_Exercise_. Find the string "improved" in the data, then copy every line where it is found.

┌─ Data to use

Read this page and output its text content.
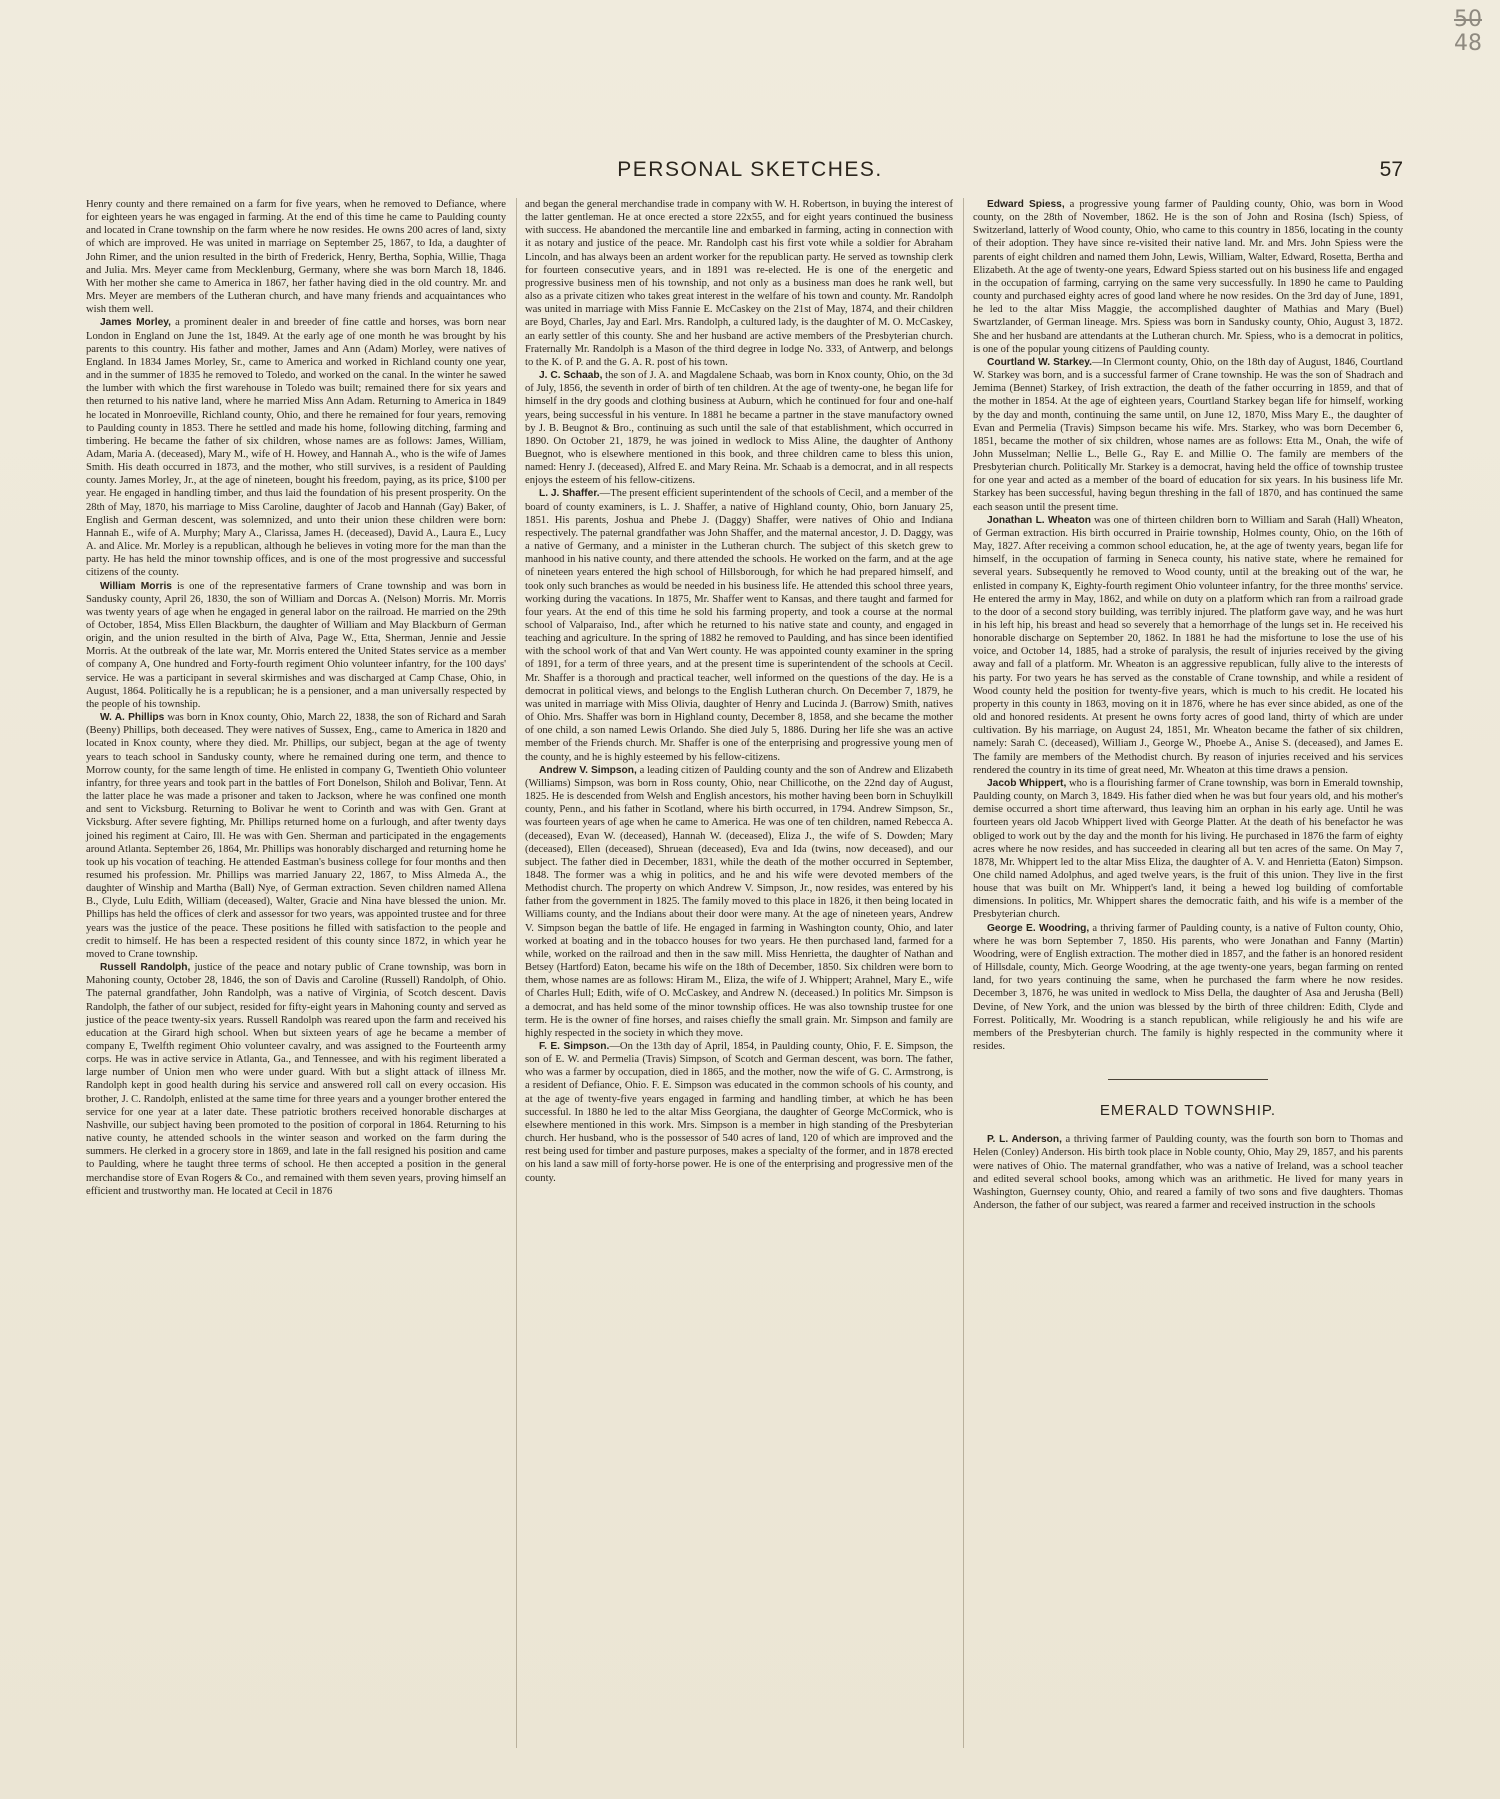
50
48
PERSONAL SKETCHES.	57

Henry county and there remained on a farm for five years, when he removed to Defiance, where for eighteen years he was engaged in farming. At the end of this time he came to Paulding county and located in Crane township on the farm where he now resides. He owns 200 acres of land, sixty of which are improved. He was united in marriage on September 25, 1867, to Ida, a daughter of John Rimer, and the union resulted in the birth of Frederick, Henry, Bertha, Sophia, Willie, Thaga and Julia. Mrs. Meyer came from Mecklenburg, Germany, where she was born March 18, 1846. With her mother she came to America in 1867, her father having died in the old country. Mr. and Mrs. Meyer are members of the Lutheran church, and have many friends and acquaintances who wish them well.

James Morley, a prominent dealer in and breeder of fine cattle and horses, was born near London in England on June the 1st, 1849. At the early age of one month he was brought by his parents to this country. His father and mother, James and Ann (Adam) Morley, were natives of England. In 1834 James Morley, Sr., came to America and worked in Richland county one year, and in the summer of 1835 he removed to Toledo, and worked on the canal. In the winter he sawed the lumber with which the first warehouse in Toledo was built; remained there for six years and then returned to his native land, where he married Miss Ann Adam. Returning to America in 1849 he located in Monroeville, Richland county, Ohio, and there he remained for four years, removing to Paulding county in 1853. There he settled and made his home, following ditching, farming and timbering. He became the father of six children, whose names are as follows: James, William, Adam, Maria A. (deceased), Mary M., wife of H. Howey, and Hannah A., who is the wife of James Smith. His death occurred in 1873, and the mother, who still survives, is a resident of Paulding county. James Morley, Jr., at the age of nineteen, bought his freedom, paying, as its price, $100 per year. He engaged in handling timber, and thus laid the foundation of his present prosperity. On the 28th of May, 1870, his marriage to Miss Caroline, daughter of Jacob and Hannah (Gay) Baker, of English and German descent, was solemnized, and unto their union these children were born: Hannah E., wife of A. Murphy; Mary A., Clarissa, James H. (deceased), David A., Laura E., Lucy A. and Alice. Mr. Morley is a republican, although he believes in voting more for the man than the party. He has held the minor township offices, and is one of the most progressive and successful citizens of the county.

William Morris is one of the representative farmers of Crane township and was born in Sandusky county, April 26, 1830, the son of William and Dorcas A. (Nelson) Morris. Mr. Morris was twenty years of age when he engaged in general labor on the railroad. He married on the 29th of October, 1854, Miss Ellen Blackburn, the daughter of William and May Blackburn of German origin, and the union resulted in the birth of Alva, Page W., Etta, Sherman, Jennie and Jessie Morris. At the outbreak of the late war, Mr. Morris entered the United States service as a member of company A, One hundred and Forty-fourth regiment Ohio volunteer infantry, for the 100 days' service. He was a participant in several skirmishes and was discharged at Camp Chase, Ohio, in August, 1864. Politically he is a republican; he is a pensioner, and a man universally respected by the people of his township.

W. A. Phillips was born in Knox county, Ohio, March 22, 1838, the son of Richard and Sarah (Beeny) Phillips, both deceased. They were natives of Sussex, Eng., came to America in 1820 and located in Knox county, where they died. Mr. Phillips, our subject, began at the age of twenty years to teach school in Sandusky county, where he remained during one term, and thence to Morrow county, for the same length of time. He enlisted in company G, Twentieth Ohio volunteer infantry, for three years and took part in the battles of Fort Donelson, Shiloh and Bolivar, Tenn. At the latter place he was made a prisoner and taken to Jackson, where he was confined one month and sent to Vicksburg. Returning to Bolivar he went to Corinth and was with Gen. Grant at Vicksburg. After severe fighting, Mr. Phillips returned home on a furlough, and after twenty days joined his regiment at Cairo, Ill. He was with Gen. Sherman and participated in the engagements around Atlanta. September 26, 1864, Mr. Phillips was honorably discharged and returning home he took up his vocation of teaching. He attended Eastman's business college for four months and then resumed his profession. Mr. Phillips was married January 22, 1867, to Miss Almeda A., the daughter of Winship and Martha (Ball) Nye, of German extraction. Seven children named Allena B., Clyde, Lulu Edith, William (deceased), Walter, Gracie and Nina have blessed the union. Mr. Phillips has held the offices of clerk and assessor for two years, was appointed trustee and for three years was the justice of the peace. These positions he filled with satisfaction to the people and credit to himself. He has been a respected resident of this county since 1872, in which year he moved to Crane township.

Russell Randolph, justice of the peace and notary public of Crane township, was born in Mahoning county, October 28, 1846, the son of Davis and Caroline (Russell) Randolph, of Ohio. The paternal grandfather, John Randolph, was a native of Virginia, of Scotch descent. Davis Randolph, the father of our subject, resided for fifty-eight years in Mahoning county and served as justice of the peace twenty-six years. Russell Randolph was reared upon the farm and received his education at the Girard high school. When but sixteen years of age he became a member of company E, Twelfth regiment Ohio volunteer cavalry, and was assigned to the Fourteenth army corps. He was in active service in Atlanta, Ga., and Tennessee, and with his regiment liberated a large number of Union men who were under guard. With but a slight attack of illness Mr. Randolph kept in good health during his service and answered roll call on every occasion. His brother, J. C. Randolph, enlisted at the same time for three years and a younger brother entered the service for one year at a later date. These patriotic brothers received honorable discharges at Nashville, our subject having been promoted to the position of corporal in 1864. Returning to his native county, he attended schools in the winter season and worked on the farm during the summers. He clerked in a grocery store in 1869, and late in the fall resigned his position and came to Paulding, where he taught three terms of school. He then accepted a position in the general merchandise store of Evan Rogers & Co., and remained with them seven years, proving himself an efficient and trustworthy man. He located at Cecil in 1876

and began the general merchandise trade in company with W. H. Robertson, in buying the interest of the latter gentleman. He at once erected a store 22x55, and for eight years continued the business with success. He abandoned the mercantile line and embarked in farming, acting in connection with it as notary and justice of the peace. Mr. Randolph cast his first vote while a soldier for Abraham Lincoln, and has always been an ardent worker for the republican party. He served as township clerk for fourteen consecutive years, and in 1891 was re-elected. He is one of the energetic and progressive business men of his township, and not only as a business man does he rank well, but also as a private citizen who takes great interest in the welfare of his town and county. Mr. Randolph was united in marriage with Miss Fannie E. McCaskey on the 21st of May, 1874, and their children are Boyd, Charles, Jay and Earl. Mrs. Randolph, a cultured lady, is the daughter of M. O. McCaskey, an early settler of this county. She and her husband are active members of the Presbyterian church. Fraternally Mr. Randolph is a Mason of the third degree in lodge No. 333, of Antwerp, and belongs to the K. of P. and the G. A. R. post of his town.

J. C. Schaab, the son of J. A. and Magdalene Schaab, was born in Knox county, Ohio, on the 3d of July, 1856, the seventh in order of birth of ten children. At the age of twenty-one, he began life for himself in the dry goods and clothing business at Auburn, which he continued for four and one-half years, being successful in his venture. In 1881 he became a partner in the stave manufactory owned by J. B. Beugnot & Bro., continuing as such until the sale of that establishment, which occurred in 1890. On October 21, 1879, he was joined in wedlock to Miss Aline, the daughter of Anthony Buegnot, who is elsewhere mentioned in this book, and three children came to bless this union, named: Henry J. (deceased), Alfred E. and Mary Reina. Mr. Schaab is a democrat, and in all respects enjoys the esteem of his fellow-citizens.

L. J. Shaffer.—The present efficient superintendent of the schools of Cecil, and a member of the board of county examiners, is L. J. Shaffer, a native of Highland county, Ohio, born January 25, 1851. His parents, Joshua and Phebe J. (Daggy) Shaffer, were natives of Ohio and Indiana respectively. The paternal grandfather was John Shaffer, and the maternal ancestor, J. D. Daggy, was a native of Germany, and a minister in the Lutheran church. The subject of this sketch grew to manhood in his native county, and there attended the schools. He worked on the farm, and at the age of nineteen years entered the high school of Hillsborough, for which he had prepared himself, and took only such branches as would be needed in his business life. He attended this school three years, working during the vacations. In 1875, Mr. Shaffer went to Kansas, and there taught and farmed for four years. At the end of this time he sold his farming property, and took a course at the normal school of Valparaiso, Ind., after which he returned to his native state and county, and engaged in teaching and agriculture. In the spring of 1882 he removed to Paulding, and has since been identified with the school work of that and Van Wert county. He was appointed county examiner in the spring of 1891, for a term of three years, and at the present time is superintendent of the schools at Cecil. Mr. Shaffer is a thorough and practical teacher, well informed on the questions of the day. He is a democrat in political views, and belongs to the English Lutheran church. On December 7, 1879, he was united in marriage with Miss Olivia, daughter of Henry and Lucinda J. (Barrow) Smith, natives of Ohio. Mrs. Shaffer was born in Highland county, December 8, 1858, and she became the mother of one child, a son named Lewis Orlando. She died July 5, 1886. During her life she was an active member of the Friends church. Mr. Shaffer is one of the enterprising and progressive young men of the county, and he is highly esteemed by his fellow-citizens.

Andrew V. Simpson, a leading citizen of Paulding county and the son of Andrew and Elizabeth (Williams) Simpson, was born in Ross county, Ohio, near Chillicothe, on the 22nd day of August, 1825. He is descended from Welsh and English ancestors, his mother having been born in Schuylkill county, Penn., and his father in Scotland, where his birth occurred, in 1794. Andrew Simpson, Sr., was fourteen years of age when he came to America. He was one of ten children, named Rebecca A. (deceased), Evan W. (deceased), Hannah W. (deceased), Eliza J., the wife of S. Dowden; Mary (deceased), Ellen (deceased), Shruean (deceased), Eva and Ida (twins, now deceased), and our subject. The father died in December, 1831, while the death of the mother occurred in September, 1848. The former was a whig in politics, and he and his wife were devoted members of the Methodist church. The property on which Andrew V. Simpson, Jr., now resides, was entered by his father from the government in 1825. The family moved to this place in 1826, it then being located in Williams county, and the Indians about their door were many. At the age of nineteen years, Andrew V. Simpson began the battle of life. He engaged in farming in Washington county, Ohio, and later worked at boating and in the tobacco houses for two years. He then purchased land, farmed for a while, worked on the railroad and then in the saw mill. Miss Henrietta, the daughter of Nathan and Betsey (Hartford) Eaton, became his wife on the 18th of December, 1850. Six children were born to them, whose names are as follows: Hiram M., Eliza, the wife of J. Whippert; Arahnel, Mary E., wife of Charles Hull; Edith, wife of O. McCaskey, and Andrew N. (deceased.) In politics Mr. Simpson is a democrat, and has held some of the minor township offices. He was also township trustee for one term. He is the owner of fine horses, and raises chiefly the small grain. Mr. Simpson and family are highly respected in the society in which they move.

F. E. Simpson.—On the 13th day of April, 1854, in Paulding county, Ohio, F. E. Simpson, the son of E. W. and Permelia (Travis) Simpson, of Scotch and German descent, was born. The father, who was a farmer by occupation, died in 1865, and the mother, now the wife of G. C. Armstrong, is a resident of Defiance, Ohio. F. E. Simpson was educated in the common schools of his county, and at the age of twenty-five years engaged in farming and handling timber, at which he has been successful. In 1880 he led to the altar Miss Georgiana, the daughter of George McCormick, who is elsewhere mentioned in this work. Mrs. Simpson is a member in high standing of the Presbyterian church. Her husband, who is the possessor of 540 acres of land, 120 of which are improved and the rest being used for timber and pasture purposes, makes a specialty of the former, and in 1878 erected on his land a saw mill of forty-horse power. He is one of the enterprising and progressive men of the county.

Edward Spiess, a progressive young farmer of Paulding county, Ohio, was born in Wood county, on the 28th of November, 1862. He is the son of John and Rosina (Isch) Spiess, of Switzerland, latterly of Wood county, Ohio, who came to this country in 1856, locating in the county of their adoption. They have since re-visited their native land. Mr. and Mrs. John Spiess were the parents of eight children and named them John, Lewis, William, Walter, Edward, Rosetta, Bertha and Elizabeth. At the age of twenty-one years, Edward Spiess started out on his business life and engaged in the occupation of farming, carrying on the same very successfully. In 1890 he came to Paulding county and purchased eighty acres of good land where he now resides. On the 3rd day of June, 1891, he led to the altar Miss Maggie, the accomplished daughter of Mathias and Mary (Buel) Swartzlander, of German lineage. Mrs. Spiess was born in Sandusky county, Ohio, August 3, 1872. She and her husband are attendants at the Lutheran church. Mr. Spiess, who is a democrat in politics, is one of the popular young citizens of Paulding county.

Courtland W. Starkey.—In Clermont county, Ohio, on the 18th day of August, 1846, Courtland W. Starkey was born, and is a successful farmer of Crane township. He was the son of Shadrach and Jemima (Bennet) Starkey, of Irish extraction, the death of the father occurring in 1859, and that of the mother in 1854. At the age of eighteen years, Courtland Starkey began life for himself, working by the day and month, continuing the same until, on June 12, 1870, Miss Mary E., the daughter of Evan and Permelia (Travis) Simpson became his wife. Mrs. Starkey, who was born December 6, 1851, became the mother of six children, whose names are as follows: Etta M., Onah, the wife of John Musselman; Nellie L., Belle G., Ray E. and Millie O. The family are members of the Presbyterian church. Politically Mr. Starkey is a democrat, having held the office of township trustee for one year and acted as a member of the board of education for six years. In his business life Mr. Starkey has been successful, having begun threshing in the fall of 1870, and has continued the same each season until the present time.

Jonathan L. Wheaton was one of thirteen children born to William and Sarah (Hall) Wheaton, of German extraction. His birth occurred in Prairie township, Holmes county, Ohio, on the 16th of May, 1827. After receiving a common school education, he, at the age of twenty years, began life for himself, in the occupation of farming in Seneca county, his native state, where he remained for several years. Subsequently he removed to Wood county, until at the breaking out of the war, he enlisted in company K, Eighty-fourth regiment Ohio volunteer infantry, for the three months' service. He entered the army in May, 1862, and while on duty on a platform which ran from a railroad grade to the door of a second story building, was terribly injured. The platform gave way, and he was hurt in his left hip, his breast and head so severely that a hemorrhage of the lungs set in. He received his honorable discharge on September 20, 1862. In 1881 he had the misfortune to lose the use of his voice, and October 14, 1885, had a stroke of paralysis, the result of injuries received by the giving away and fall of a platform. Mr. Wheaton is an aggressive republican, fully alive to the interests of his party. For two years he has served as the constable of Crane township, and while a resident of Wood county held the position for twenty-five years, which is much to his credit. He located his property in this county in 1863, moving on it in 1876, where he has ever since abided, as one of the old and honored residents. At present he owns forty acres of good land, thirty of which are under cultivation. By his marriage, on August 24, 1851, Mr. Wheaton became the father of six children, namely: Sarah C. (deceased), William J., George W., Phoebe A., Anise S. (deceased), and James E. The family are members of the Methodist church. By reason of injuries received and his services rendered the country in its time of great need, Mr. Wheaton at this time draws a pension.

Jacob Whippert, who is a flourishing farmer of Crane township, was born in Emerald township, Paulding county, on March 3, 1849. His father died when he was but four years old, and his mother's demise occurred a short time afterward, thus leaving him an orphan in his early age. Until he was fourteen years old Jacob Whippert lived with George Platter. At the death of his benefactor he was obliged to work out by the day and the month for his living. He purchased in 1876 the farm of eighty acres where he now resides, and has succeeded in clearing all but ten acres of the same. On May 7, 1878, Mr. Whippert led to the altar Miss Eliza, the daughter of A. V. and Henrietta (Eaton) Simpson. One child named Adolphus, and aged twelve years, is the fruit of this union. They live in the first house that was built on Mr. Whippert's land, it being a hewed log building of comfortable dimensions. In politics, Mr. Whippert shares the democratic faith, and his wife is a member of the Presbyterian church.

George E. Woodring, a thriving farmer of Paulding county, is a native of Fulton county, Ohio, where he was born September 7, 1850. His parents, who were Jonathan and Fanny (Martin) Woodring, were of English extraction. The mother died in 1857, and the father is an honored resident of Hillsdale, county, Mich. George Woodring, at the age twenty-one years, began farming on rented land, for two years continuing the same, when he purchased the farm where he now resides. December 3, 1876, he was united in wedlock to Miss Della, the daughter of Asa and Jerusha (Bell) Devine, of New York, and the union was blessed by the birth of three children: Edith, Clyde and Forrest. Politically, Mr. Woodring is a stanch republican, while religiously he and his wife are members of the Presbyterian church. The family is highly respected in the community where it resides.

EMERALD TOWNSHIP.

P. L. Anderson, a thriving farmer of Paulding county, was the fourth son born to Thomas and Helen (Conley) Anderson. His birth took place in Noble county, Ohio, May 29, 1857, and his parents were natives of Ohio. The maternal grandfather, who was a native of Ireland, was a school teacher and edited several school books, among which was an arithmetic. He lived for many years in Washington, Guernsey county, Ohio, and reared a family of two sons and five daughters. Thomas Anderson, the father of our subject, was reared a farmer and received instruction in the schools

└─

_Exercise response_.
Henry county and there remained on a farm for five years, when he removed to Defiance, where for eighteen years he was engaged in farming. At the end of this time he came to Paulding county and located in Crane township on the farm where he now resides. He owns 200 acres of land, sixty of which are improved. He was united in marriage on September 25, 1867, to Ida, a daughter of John Rimer, and the union resulted in the birth of Frederick, Henry, Bertha, Sophia, Willie, Thaga and Julia. Mrs. Meyer came from Mecklenburg, Germany, where she was born March 18, 1846. With her mother she came to America in 1867, her father having died in the old country. Mr. and Mrs. Meyer are members of the Lutheran church, and have many friends and acquaintances who wish them well.
F. E. Simpson.—On the 13th day of April, 1854, in Paulding county, Ohio, F. E. Simpson, the son of E. W. and Permelia (Travis) Simpson, of Scotch and German descent, was born. The father, who was a farmer by occupation, died in 1865, and the mother, now the wife of G. C. Armstrong, is a resident of Defiance, Ohio. F. E. Simpson was educated in the common schools of his county, and at the age of twenty-five years engaged in farming and handling timber, at which he has been successful. In 1880 he led to the altar Miss Georgiana, the daughter of George McCormick, who is elsewhere mentioned in this work. Mrs. Simpson is a member in high standing of the Presbyterian church. Her husband, who is the possessor of 540 acres of land, 120 of which are improved and the rest being used for timber and pasture purposes, makes a specialty of the former, and in 1878 erected on his land a saw mill of forty-horse power. He is one of the enterprising and progressive men of the county.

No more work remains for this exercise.